_Given exercise_
Determine the number of lines in the data that include the word "eller", and write only that number.

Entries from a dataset
__________________________________________________
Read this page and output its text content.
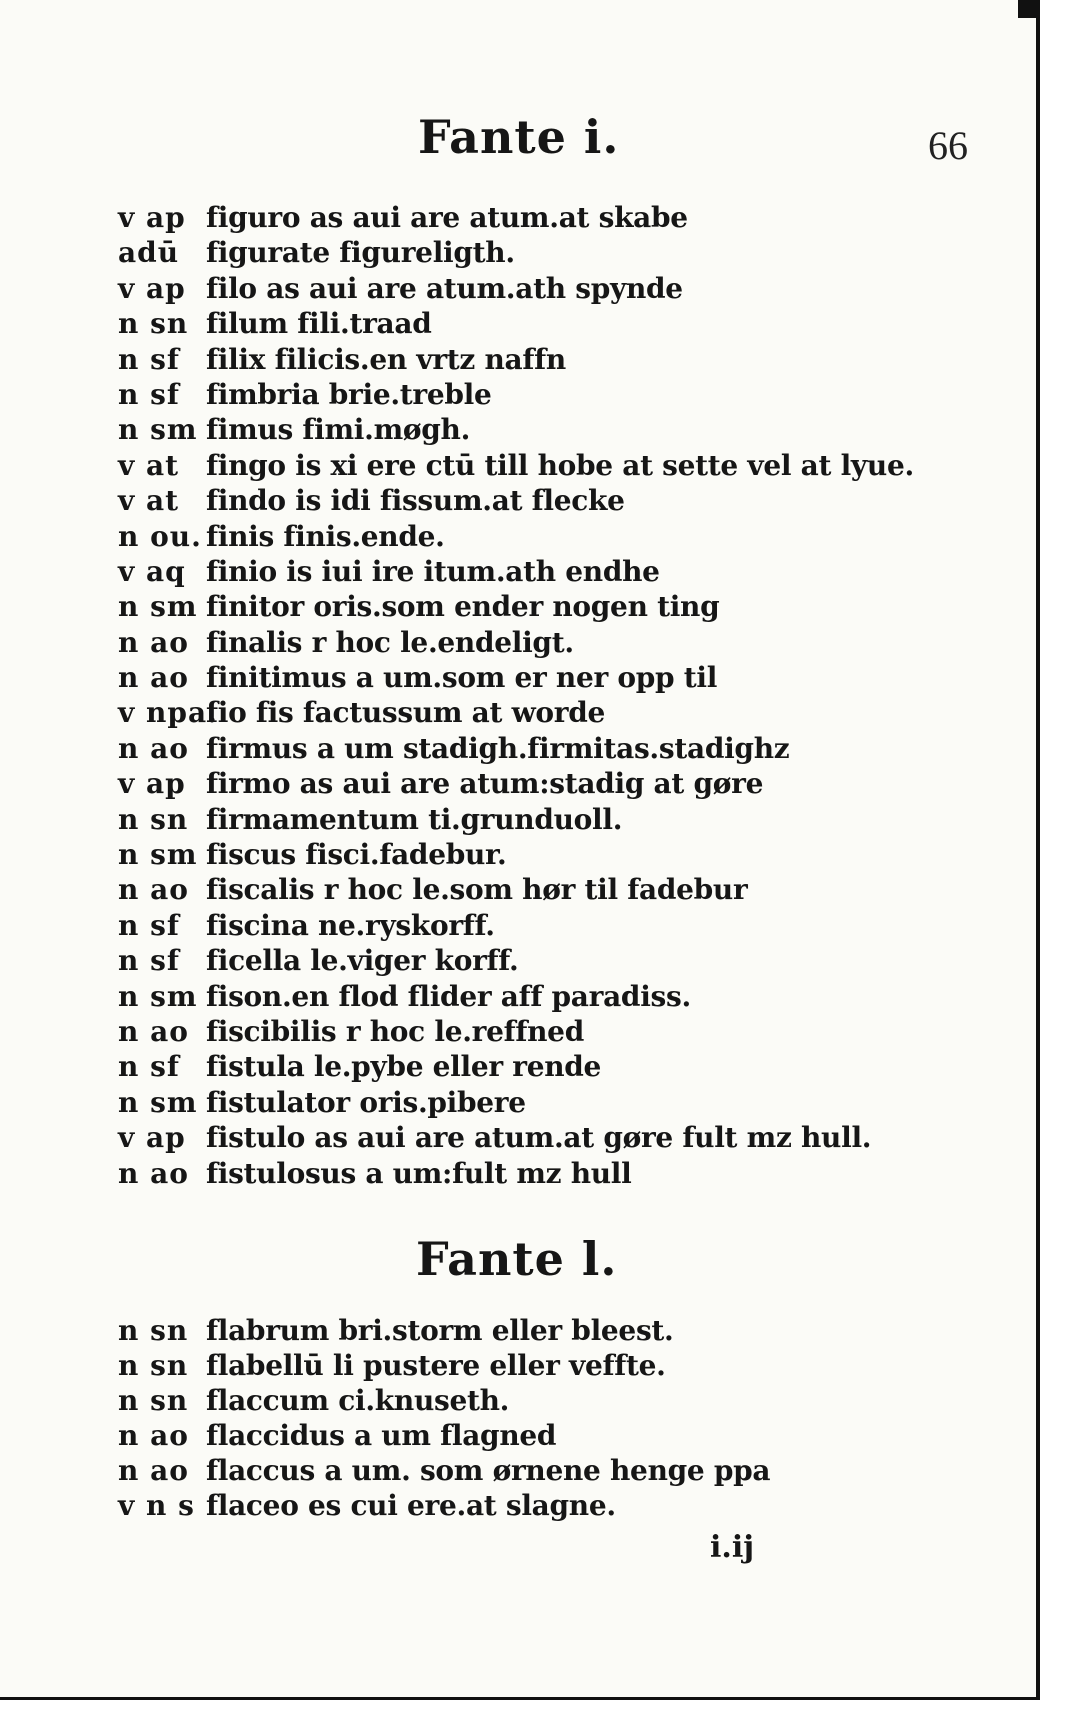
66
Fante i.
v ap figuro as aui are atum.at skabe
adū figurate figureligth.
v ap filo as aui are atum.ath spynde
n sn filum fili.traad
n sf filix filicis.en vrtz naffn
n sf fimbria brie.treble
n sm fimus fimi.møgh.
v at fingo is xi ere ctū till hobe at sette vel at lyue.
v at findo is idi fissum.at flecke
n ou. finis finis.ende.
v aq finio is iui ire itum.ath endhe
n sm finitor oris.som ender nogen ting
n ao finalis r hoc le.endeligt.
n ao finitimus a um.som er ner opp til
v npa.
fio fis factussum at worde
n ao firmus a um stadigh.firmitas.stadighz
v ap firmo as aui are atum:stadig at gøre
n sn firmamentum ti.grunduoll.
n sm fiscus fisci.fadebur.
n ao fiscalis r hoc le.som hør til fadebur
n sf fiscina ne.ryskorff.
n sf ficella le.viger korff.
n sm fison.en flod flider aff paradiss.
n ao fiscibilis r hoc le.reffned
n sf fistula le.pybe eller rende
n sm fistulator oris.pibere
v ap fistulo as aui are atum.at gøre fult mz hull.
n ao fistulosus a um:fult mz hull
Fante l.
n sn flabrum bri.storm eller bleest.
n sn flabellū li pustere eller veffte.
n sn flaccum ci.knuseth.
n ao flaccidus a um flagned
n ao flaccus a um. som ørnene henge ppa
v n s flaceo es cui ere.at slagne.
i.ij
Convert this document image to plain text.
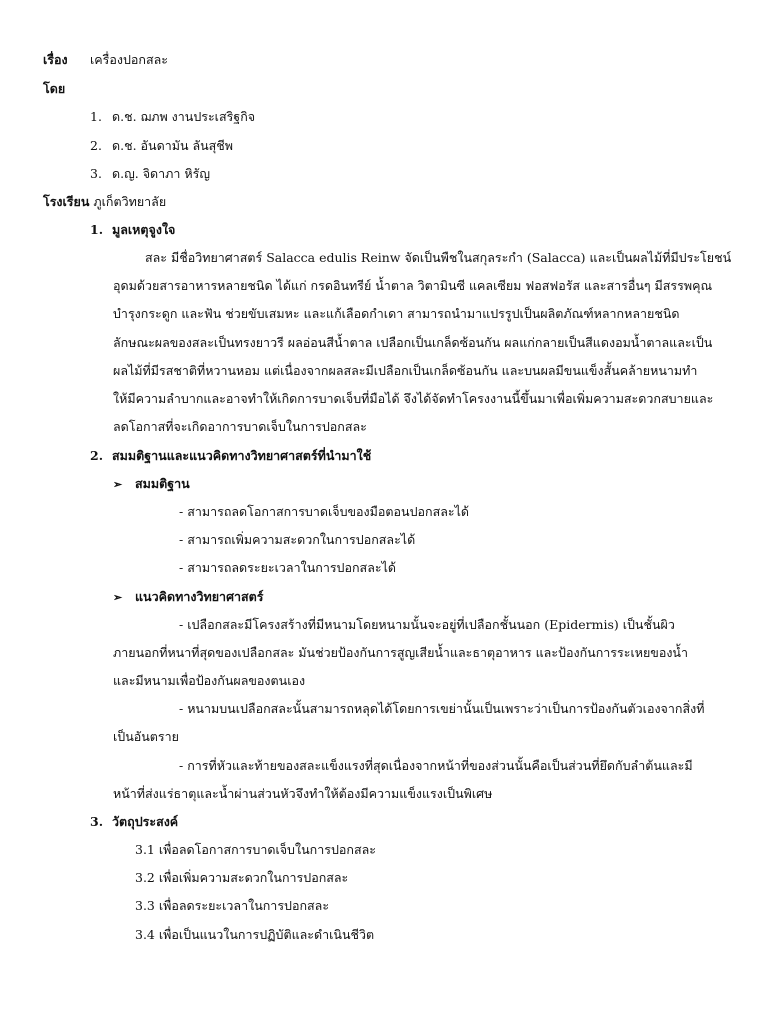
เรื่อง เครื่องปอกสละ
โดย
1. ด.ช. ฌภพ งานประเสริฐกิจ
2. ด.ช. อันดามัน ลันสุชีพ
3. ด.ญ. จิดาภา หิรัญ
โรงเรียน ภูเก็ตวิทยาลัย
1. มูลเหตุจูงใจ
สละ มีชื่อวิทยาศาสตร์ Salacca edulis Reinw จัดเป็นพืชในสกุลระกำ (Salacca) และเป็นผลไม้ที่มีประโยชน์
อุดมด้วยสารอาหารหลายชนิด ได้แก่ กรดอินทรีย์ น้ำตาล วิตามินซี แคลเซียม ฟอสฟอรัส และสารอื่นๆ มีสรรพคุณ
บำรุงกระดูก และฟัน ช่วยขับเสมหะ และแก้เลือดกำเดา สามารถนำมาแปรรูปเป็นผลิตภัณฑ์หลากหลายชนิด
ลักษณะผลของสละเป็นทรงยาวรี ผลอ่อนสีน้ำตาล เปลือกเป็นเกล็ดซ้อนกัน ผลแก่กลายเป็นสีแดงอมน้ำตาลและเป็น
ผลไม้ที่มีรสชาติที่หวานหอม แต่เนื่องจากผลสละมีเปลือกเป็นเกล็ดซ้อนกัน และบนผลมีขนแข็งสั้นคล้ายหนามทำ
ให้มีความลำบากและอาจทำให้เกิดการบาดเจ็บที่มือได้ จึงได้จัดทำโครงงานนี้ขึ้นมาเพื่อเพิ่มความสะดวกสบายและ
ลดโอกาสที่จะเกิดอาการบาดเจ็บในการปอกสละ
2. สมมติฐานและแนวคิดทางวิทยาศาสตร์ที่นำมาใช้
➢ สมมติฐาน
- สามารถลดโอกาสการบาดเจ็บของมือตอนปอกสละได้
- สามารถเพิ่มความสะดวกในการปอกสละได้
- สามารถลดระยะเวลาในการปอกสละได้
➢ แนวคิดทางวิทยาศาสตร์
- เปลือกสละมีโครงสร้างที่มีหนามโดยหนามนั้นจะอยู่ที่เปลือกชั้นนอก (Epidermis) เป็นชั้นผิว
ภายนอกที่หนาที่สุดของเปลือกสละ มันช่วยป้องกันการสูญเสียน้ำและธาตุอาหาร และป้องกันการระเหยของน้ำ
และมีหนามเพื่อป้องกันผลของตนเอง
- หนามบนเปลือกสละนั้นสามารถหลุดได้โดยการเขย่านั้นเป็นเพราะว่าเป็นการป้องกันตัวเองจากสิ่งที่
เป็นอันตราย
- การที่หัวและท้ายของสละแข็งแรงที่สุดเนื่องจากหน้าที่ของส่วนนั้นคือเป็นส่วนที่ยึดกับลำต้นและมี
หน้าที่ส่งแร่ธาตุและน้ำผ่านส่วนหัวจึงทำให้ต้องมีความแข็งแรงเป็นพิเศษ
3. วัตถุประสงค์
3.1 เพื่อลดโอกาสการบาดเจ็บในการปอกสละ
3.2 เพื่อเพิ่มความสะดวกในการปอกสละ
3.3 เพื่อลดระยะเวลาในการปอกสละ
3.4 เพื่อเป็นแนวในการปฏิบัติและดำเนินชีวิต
__________________________________________________
_Task solution_
3